-- Start of Extracted information --

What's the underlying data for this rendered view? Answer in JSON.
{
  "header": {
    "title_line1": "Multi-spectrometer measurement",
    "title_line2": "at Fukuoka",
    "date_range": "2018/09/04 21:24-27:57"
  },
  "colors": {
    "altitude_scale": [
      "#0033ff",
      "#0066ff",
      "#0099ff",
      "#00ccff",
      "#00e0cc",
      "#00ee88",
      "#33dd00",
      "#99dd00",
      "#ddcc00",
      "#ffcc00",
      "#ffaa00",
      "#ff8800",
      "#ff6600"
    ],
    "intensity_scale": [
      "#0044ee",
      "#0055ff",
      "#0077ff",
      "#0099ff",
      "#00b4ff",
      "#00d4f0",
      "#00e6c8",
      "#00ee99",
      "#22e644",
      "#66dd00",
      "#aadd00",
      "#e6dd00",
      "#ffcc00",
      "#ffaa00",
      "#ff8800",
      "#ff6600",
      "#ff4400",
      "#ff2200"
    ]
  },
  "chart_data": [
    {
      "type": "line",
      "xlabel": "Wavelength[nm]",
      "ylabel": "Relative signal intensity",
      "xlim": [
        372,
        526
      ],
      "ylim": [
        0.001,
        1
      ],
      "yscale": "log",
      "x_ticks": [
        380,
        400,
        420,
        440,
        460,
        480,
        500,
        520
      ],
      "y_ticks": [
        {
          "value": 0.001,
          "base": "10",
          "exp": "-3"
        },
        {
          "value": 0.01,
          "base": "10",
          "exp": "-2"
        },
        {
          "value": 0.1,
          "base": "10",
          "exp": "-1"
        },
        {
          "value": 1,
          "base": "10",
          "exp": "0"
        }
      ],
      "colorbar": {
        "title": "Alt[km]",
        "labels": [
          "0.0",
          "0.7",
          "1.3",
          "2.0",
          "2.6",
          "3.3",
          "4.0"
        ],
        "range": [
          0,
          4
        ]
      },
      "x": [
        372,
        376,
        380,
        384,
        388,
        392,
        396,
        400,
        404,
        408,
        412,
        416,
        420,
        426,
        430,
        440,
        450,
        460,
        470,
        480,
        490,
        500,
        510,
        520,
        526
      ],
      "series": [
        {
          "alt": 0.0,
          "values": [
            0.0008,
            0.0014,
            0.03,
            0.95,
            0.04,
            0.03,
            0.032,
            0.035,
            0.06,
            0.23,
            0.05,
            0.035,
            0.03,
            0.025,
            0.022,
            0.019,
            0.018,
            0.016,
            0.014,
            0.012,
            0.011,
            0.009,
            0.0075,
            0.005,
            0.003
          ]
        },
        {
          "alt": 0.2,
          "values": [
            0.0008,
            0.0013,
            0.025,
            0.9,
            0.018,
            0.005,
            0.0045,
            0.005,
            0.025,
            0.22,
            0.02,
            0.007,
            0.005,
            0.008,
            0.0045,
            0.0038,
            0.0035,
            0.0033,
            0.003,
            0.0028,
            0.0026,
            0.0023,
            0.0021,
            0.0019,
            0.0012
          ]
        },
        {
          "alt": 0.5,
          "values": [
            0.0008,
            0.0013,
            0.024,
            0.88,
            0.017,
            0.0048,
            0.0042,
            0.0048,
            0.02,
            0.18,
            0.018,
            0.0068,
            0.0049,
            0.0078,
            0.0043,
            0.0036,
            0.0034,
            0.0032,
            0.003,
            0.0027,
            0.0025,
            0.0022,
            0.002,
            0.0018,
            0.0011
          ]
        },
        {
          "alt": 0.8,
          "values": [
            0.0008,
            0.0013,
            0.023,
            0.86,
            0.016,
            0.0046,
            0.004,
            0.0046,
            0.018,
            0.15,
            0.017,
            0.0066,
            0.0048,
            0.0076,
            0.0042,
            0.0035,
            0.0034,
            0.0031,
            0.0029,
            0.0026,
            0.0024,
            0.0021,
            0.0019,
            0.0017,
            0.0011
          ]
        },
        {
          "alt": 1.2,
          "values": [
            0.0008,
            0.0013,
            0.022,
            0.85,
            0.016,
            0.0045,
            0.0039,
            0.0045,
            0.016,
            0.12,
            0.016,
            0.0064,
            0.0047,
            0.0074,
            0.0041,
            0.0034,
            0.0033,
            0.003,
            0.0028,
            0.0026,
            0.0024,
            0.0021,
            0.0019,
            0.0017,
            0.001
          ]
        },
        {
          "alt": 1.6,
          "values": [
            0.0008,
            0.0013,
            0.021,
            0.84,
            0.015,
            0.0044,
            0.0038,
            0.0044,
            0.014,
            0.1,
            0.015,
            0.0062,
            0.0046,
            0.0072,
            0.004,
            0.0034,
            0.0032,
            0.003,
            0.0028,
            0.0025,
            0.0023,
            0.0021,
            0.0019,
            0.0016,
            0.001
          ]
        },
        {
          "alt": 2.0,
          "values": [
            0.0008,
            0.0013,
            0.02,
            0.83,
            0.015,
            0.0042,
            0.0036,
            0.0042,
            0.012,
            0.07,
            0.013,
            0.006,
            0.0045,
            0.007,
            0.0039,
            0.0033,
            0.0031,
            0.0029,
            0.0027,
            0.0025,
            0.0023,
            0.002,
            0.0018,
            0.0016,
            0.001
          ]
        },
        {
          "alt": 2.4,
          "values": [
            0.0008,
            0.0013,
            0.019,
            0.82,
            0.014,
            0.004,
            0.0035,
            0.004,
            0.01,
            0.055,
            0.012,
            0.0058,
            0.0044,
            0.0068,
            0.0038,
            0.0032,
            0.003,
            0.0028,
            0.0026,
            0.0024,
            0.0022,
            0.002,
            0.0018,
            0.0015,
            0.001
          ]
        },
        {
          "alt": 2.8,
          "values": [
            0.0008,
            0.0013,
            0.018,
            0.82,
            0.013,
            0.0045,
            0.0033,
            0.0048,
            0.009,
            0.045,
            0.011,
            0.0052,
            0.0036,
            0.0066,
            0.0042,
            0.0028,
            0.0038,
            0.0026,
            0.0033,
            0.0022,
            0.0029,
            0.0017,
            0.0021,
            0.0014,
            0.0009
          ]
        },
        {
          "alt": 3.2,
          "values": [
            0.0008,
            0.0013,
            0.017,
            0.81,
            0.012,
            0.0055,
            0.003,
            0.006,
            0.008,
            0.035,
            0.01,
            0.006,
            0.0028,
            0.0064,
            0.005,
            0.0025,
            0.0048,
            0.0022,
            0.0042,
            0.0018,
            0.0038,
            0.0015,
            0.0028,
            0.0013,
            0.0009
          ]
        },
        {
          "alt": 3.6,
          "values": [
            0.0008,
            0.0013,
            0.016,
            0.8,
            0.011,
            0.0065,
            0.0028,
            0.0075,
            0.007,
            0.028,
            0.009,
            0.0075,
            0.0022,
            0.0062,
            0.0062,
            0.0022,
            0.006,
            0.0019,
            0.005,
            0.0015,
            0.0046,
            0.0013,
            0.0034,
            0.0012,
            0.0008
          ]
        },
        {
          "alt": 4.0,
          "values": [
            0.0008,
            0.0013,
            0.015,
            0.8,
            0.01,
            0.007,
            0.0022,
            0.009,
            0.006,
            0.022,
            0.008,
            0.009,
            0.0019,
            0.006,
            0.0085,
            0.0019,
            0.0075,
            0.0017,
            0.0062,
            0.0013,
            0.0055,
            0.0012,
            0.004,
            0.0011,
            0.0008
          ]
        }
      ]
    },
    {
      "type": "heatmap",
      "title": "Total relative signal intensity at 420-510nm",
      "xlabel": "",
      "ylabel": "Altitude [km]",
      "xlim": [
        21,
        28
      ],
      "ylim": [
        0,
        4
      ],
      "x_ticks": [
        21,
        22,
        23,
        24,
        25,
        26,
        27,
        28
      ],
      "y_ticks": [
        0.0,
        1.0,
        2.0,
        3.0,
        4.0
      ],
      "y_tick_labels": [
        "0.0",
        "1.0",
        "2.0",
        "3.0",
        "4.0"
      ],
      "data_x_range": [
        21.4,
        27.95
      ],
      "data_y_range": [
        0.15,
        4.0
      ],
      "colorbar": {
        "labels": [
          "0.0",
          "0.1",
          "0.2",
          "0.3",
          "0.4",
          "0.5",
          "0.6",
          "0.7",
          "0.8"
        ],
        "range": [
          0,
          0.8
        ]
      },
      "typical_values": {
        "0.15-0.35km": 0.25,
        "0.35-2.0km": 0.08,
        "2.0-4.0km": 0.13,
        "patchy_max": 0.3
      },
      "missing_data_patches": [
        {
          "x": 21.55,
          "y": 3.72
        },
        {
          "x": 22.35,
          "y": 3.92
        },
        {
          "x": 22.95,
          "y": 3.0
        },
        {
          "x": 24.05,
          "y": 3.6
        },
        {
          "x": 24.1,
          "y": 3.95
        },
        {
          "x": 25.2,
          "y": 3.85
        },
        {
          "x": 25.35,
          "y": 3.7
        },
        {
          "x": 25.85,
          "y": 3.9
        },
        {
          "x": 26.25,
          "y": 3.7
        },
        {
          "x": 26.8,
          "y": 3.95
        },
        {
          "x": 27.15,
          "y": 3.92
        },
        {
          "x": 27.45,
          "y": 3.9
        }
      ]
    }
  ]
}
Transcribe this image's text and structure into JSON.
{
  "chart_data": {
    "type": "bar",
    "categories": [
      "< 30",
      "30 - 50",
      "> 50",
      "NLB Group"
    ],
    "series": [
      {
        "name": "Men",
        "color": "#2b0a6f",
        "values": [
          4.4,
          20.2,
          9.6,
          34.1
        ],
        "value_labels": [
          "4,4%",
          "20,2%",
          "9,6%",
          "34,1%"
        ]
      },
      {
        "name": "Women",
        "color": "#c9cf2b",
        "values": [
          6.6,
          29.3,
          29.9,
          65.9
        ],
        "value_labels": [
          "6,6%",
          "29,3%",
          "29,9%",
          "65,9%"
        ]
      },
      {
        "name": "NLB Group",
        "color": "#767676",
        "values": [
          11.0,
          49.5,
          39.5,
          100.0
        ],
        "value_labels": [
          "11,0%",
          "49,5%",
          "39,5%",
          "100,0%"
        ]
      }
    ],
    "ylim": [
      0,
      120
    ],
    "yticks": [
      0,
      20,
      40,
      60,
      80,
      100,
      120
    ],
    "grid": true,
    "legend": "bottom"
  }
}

-- End of Extracted information --

▶ **Your objective**: Tally the lines in the entries above that hold the word "this". Reply with nothing but that count.

▶ **Reply**: 2